____ Material for the task

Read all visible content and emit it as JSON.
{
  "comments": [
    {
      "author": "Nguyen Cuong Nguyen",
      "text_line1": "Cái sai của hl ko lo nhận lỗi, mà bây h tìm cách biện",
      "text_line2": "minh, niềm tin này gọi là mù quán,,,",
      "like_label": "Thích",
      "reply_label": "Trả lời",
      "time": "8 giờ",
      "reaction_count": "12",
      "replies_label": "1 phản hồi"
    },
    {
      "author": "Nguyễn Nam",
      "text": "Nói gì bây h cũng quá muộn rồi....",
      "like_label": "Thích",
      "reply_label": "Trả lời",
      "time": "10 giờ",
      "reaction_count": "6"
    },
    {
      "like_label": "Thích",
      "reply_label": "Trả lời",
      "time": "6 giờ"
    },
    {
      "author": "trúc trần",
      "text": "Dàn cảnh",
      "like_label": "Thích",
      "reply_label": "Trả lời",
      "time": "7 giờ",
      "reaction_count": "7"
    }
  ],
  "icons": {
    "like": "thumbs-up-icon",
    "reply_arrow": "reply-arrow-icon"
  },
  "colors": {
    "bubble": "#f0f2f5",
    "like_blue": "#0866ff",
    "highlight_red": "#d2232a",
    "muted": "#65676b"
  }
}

________

*Request*:
Look for lines containing the string "author" and copy them all.

*Final answer*:
      "author": "Nguyen Cuong Nguyen",
      "author": "Nguyễn Nam",
      "author": "trúc trần",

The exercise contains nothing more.